> _What to do_
Reproduce every entry in the listing without alteration.

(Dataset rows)
-- begin --

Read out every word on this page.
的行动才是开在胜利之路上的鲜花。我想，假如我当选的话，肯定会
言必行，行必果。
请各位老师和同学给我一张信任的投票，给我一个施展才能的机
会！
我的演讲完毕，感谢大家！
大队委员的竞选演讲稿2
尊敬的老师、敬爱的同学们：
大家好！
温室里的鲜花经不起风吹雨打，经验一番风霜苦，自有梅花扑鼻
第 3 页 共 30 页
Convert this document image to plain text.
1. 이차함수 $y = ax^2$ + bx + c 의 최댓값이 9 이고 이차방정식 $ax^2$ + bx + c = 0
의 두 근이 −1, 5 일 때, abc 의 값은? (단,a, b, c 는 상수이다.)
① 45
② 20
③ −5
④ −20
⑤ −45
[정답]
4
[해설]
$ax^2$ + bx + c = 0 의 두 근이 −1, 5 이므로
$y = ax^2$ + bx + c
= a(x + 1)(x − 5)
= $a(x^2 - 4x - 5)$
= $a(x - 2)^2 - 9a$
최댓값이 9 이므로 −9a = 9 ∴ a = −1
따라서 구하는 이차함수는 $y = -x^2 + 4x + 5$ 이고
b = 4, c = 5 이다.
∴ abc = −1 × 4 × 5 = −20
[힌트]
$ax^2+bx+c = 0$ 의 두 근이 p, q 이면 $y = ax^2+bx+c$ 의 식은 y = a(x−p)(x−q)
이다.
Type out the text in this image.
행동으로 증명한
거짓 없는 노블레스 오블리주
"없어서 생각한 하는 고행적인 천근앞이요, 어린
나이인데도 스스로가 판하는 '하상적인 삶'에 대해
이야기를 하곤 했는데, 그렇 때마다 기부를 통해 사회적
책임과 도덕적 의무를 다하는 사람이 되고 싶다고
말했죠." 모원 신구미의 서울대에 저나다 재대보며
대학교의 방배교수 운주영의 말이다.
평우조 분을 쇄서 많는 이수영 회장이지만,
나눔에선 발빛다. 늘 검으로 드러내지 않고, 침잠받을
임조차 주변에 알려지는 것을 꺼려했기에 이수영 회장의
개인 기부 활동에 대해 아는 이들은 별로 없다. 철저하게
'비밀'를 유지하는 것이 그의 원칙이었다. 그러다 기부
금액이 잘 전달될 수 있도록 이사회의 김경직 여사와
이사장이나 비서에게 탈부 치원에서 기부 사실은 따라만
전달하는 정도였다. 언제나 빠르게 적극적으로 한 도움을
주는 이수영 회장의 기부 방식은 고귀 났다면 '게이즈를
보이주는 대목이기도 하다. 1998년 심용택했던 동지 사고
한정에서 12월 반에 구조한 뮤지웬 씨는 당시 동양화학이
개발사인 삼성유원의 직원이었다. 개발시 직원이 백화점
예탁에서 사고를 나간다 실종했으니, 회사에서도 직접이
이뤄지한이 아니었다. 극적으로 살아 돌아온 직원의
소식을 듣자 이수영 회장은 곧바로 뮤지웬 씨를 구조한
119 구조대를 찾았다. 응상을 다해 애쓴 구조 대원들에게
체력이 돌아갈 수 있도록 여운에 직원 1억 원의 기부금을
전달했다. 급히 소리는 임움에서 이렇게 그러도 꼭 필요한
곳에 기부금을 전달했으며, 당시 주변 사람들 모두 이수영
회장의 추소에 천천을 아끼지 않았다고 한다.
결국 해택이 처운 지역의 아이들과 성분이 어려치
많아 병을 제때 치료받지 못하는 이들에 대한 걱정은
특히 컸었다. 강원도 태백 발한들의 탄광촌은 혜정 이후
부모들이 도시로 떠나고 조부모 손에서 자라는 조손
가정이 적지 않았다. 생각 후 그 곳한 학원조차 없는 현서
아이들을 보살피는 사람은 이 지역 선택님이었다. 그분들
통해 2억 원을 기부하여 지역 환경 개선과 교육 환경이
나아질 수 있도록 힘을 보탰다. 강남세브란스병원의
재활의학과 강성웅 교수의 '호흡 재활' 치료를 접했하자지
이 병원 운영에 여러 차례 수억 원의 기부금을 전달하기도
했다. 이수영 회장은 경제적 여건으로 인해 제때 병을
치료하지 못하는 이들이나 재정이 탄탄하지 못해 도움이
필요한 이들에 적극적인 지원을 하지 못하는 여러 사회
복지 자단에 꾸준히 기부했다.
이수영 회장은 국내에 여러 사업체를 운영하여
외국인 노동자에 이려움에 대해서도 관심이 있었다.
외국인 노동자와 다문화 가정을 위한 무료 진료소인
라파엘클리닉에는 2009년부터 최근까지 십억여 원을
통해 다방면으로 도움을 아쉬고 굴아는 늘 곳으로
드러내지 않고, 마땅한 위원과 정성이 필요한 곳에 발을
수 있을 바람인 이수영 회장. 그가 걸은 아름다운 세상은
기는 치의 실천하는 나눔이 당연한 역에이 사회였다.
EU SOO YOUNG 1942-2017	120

-- end --

> _Response to the exercise_
Read out every word on this page.
的行动才是开在胜利之路上的鲜花。我想，假如我当选的话，肯定会
言必行，行必果。
请各位老师和同学给我一张信任的投票，给我一个施展才能的机
会！
我的演讲完毕，感谢大家！
大队委员的竞选演讲稿2
尊敬的老师、敬爱的同学们：
大家好！
温室里的鲜花经不起风吹雨打，经验一番风霜苦，自有梅花扑鼻
第 3 页 共 30 页
Convert this document image to plain text.
1. 이차함수 $y = ax^2$ + bx + c 의 최댓값이 9 이고 이차방정식 $ax^2$ + bx + c = 0
의 두 근이 −1, 5 일 때, abc 의 값은? (단,a, b, c 는 상수이다.)
① 45
② 20
③ −5
④ −20
⑤ −45
[정답]
4
[해설]
$ax^2$ + bx + c = 0 의 두 근이 −1, 5 이므로
$y = ax^2$ + bx + c
= a(x + 1)(x − 5)
= $a(x^2 - 4x - 5)$
= $a(x - 2)^2 - 9a$
최댓값이 9 이므로 −9a = 9 ∴ a = −1
따라서 구하는 이차함수는 $y = -x^2 + 4x + 5$ 이고
b = 4, c = 5 이다.
∴ abc = −1 × 4 × 5 = −20
[힌트]
$ax^2+bx+c = 0$ 의 두 근이 p, q 이면 $y = ax^2+bx+c$ 의 식은 y = a(x−p)(x−q)
이다.
Type out the text in this image.
행동으로 증명한
거짓 없는 노블레스 오블리주
"없어서 생각한 하는 고행적인 천근앞이요, 어린
나이인데도 스스로가 판하는 '하상적인 삶'에 대해
이야기를 하곤 했는데, 그렇 때마다 기부를 통해 사회적
책임과 도덕적 의무를 다하는 사람이 되고 싶다고
말했죠." 모원 신구미의 서울대에 저나다 재대보며
대학교의 방배교수 운주영의 말이다.
평우조 분을 쇄서 많는 이수영 회장이지만,
나눔에선 발빛다. 늘 검으로 드러내지 않고, 침잠받을
임조차 주변에 알려지는 것을 꺼려했기에 이수영 회장의
개인 기부 활동에 대해 아는 이들은 별로 없다. 철저하게
'비밀'를 유지하는 것이 그의 원칙이었다. 그러다 기부
금액이 잘 전달될 수 있도록 이사회의 김경직 여사와
이사장이나 비서에게 탈부 치원에서 기부 사실은 따라만
전달하는 정도였다. 언제나 빠르게 적극적으로 한 도움을
주는 이수영 회장의 기부 방식은 고귀 났다면 '게이즈를
보이주는 대목이기도 하다. 1998년 심용택했던 동지 사고
한정에서 12월 반에 구조한 뮤지웬 씨는 당시 동양화학이
개발사인 삼성유원의 직원이었다. 개발시 직원이 백화점
예탁에서 사고를 나간다 실종했으니, 회사에서도 직접이
이뤄지한이 아니었다. 극적으로 살아 돌아온 직원의
소식을 듣자 이수영 회장은 곧바로 뮤지웬 씨를 구조한
119 구조대를 찾았다. 응상을 다해 애쓴 구조 대원들에게
체력이 돌아갈 수 있도록 여운에 직원 1억 원의 기부금을
전달했다. 급히 소리는 임움에서 이렇게 그러도 꼭 필요한
곳에 기부금을 전달했으며, 당시 주변 사람들 모두 이수영
회장의 추소에 천천을 아끼지 않았다고 한다.
결국 해택이 처운 지역의 아이들과 성분이 어려치
많아 병을 제때 치료받지 못하는 이들에 대한 걱정은
특히 컸었다. 강원도 태백 발한들의 탄광촌은 혜정 이후
부모들이 도시로 떠나고 조부모 손에서 자라는 조손
가정이 적지 않았다. 생각 후 그 곳한 학원조차 없는 현서
아이들을 보살피는 사람은 이 지역 선택님이었다. 그분들
통해 2억 원을 기부하여 지역 환경 개선과 교육 환경이
나아질 수 있도록 힘을 보탰다. 강남세브란스병원의
재활의학과 강성웅 교수의 '호흡 재활' 치료를 접했하자지
이 병원 운영에 여러 차례 수억 원의 기부금을 전달하기도
했다. 이수영 회장은 경제적 여건으로 인해 제때 병을
치료하지 못하는 이들이나 재정이 탄탄하지 못해 도움이
필요한 이들에 적극적인 지원을 하지 못하는 여러 사회
복지 자단에 꾸준히 기부했다.
이수영 회장은 국내에 여러 사업체를 운영하여
외국인 노동자에 이려움에 대해서도 관심이 있었다.
외국인 노동자와 다문화 가정을 위한 무료 진료소인
라파엘클리닉에는 2009년부터 최근까지 십억여 원을
통해 다방면으로 도움을 아쉬고 굴아는 늘 곳으로
드러내지 않고, 마땅한 위원과 정성이 필요한 곳에 발을
수 있을 바람인 이수영 회장. 그가 걸은 아름다운 세상은
기는 치의 실천하는 나눔이 당연한 역에이 사회였다.
EU SOO YOUNG 1942-2017	120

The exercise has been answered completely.